» Objective
Extract each line from the entries below that has the string "CryptoQuant" in it.

== Data lines ==

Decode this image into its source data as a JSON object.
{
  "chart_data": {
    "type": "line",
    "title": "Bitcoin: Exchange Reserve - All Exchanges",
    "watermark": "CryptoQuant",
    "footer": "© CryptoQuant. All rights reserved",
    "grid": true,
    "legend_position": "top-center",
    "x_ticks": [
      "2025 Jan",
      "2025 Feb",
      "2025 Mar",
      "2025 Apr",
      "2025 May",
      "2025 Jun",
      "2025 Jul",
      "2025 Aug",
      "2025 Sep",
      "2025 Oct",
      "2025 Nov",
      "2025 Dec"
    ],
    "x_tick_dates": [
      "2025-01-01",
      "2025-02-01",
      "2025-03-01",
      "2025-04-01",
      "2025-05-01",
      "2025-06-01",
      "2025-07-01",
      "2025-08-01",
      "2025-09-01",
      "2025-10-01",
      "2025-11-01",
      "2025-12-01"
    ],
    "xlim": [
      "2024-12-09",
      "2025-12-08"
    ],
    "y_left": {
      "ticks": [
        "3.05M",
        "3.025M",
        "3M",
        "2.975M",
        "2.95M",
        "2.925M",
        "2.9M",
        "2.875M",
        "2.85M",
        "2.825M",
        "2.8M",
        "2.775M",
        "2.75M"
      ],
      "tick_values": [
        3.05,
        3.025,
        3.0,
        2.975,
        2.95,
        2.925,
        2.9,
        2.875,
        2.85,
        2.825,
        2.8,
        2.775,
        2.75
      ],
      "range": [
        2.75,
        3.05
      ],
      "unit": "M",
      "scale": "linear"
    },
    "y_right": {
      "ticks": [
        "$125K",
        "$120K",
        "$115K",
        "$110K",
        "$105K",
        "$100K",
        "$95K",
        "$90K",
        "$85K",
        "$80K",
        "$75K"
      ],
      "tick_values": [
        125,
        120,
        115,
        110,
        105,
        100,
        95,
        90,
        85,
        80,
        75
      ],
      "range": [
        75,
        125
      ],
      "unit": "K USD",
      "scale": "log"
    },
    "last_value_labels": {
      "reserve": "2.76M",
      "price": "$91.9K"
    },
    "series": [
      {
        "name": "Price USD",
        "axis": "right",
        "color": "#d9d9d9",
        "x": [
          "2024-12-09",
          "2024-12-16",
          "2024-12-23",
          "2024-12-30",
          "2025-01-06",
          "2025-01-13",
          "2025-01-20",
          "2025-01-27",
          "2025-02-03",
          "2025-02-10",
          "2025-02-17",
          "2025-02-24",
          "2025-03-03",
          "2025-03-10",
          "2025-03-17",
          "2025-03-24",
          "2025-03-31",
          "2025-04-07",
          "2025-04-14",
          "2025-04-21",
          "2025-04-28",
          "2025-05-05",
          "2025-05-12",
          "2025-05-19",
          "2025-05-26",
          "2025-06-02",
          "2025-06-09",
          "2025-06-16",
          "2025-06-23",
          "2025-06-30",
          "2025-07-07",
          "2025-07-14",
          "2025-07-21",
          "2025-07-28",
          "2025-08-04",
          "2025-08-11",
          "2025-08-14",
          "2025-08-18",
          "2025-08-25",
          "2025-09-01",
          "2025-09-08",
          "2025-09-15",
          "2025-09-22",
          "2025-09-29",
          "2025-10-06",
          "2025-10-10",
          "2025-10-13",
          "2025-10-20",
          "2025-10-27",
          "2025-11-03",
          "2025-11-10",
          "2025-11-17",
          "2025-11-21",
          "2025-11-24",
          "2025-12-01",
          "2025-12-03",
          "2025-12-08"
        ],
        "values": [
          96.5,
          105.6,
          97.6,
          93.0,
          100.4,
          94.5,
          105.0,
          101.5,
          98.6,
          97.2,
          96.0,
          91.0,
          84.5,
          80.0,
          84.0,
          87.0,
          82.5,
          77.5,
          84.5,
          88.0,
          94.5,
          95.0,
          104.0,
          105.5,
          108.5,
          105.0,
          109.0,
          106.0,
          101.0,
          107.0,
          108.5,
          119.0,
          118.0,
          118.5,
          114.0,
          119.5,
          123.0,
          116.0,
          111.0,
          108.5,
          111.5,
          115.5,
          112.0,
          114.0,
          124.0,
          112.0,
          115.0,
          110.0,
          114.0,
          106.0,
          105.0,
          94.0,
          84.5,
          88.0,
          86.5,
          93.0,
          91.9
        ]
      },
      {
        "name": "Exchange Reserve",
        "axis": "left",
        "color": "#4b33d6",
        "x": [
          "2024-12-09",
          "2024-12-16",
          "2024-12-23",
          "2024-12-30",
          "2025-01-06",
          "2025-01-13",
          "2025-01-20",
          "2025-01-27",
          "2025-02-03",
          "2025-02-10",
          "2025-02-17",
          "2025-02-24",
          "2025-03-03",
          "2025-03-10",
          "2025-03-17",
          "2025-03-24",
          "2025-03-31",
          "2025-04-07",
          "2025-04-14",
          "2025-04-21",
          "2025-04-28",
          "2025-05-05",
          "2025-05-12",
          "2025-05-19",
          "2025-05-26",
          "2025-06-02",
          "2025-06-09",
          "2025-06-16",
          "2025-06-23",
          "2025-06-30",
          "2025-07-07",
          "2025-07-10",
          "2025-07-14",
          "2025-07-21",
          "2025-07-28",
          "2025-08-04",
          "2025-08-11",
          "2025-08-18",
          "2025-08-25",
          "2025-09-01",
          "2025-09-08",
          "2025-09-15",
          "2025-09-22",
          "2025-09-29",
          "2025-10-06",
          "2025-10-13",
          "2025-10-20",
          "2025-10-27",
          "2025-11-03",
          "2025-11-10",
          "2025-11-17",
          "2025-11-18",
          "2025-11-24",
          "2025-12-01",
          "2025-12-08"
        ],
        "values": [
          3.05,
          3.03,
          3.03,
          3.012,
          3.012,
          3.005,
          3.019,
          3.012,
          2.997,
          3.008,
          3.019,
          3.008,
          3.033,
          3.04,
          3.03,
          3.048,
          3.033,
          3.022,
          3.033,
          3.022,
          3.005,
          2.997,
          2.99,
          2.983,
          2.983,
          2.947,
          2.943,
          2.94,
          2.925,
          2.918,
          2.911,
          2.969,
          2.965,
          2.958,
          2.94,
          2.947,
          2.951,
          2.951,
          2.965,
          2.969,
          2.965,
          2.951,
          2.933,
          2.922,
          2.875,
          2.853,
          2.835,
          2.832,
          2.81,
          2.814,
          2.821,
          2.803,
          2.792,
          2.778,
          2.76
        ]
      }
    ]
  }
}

===

» Exercise output
    "watermark": "CryptoQuant",
    "footer": "© CryptoQuant. All rights reserved",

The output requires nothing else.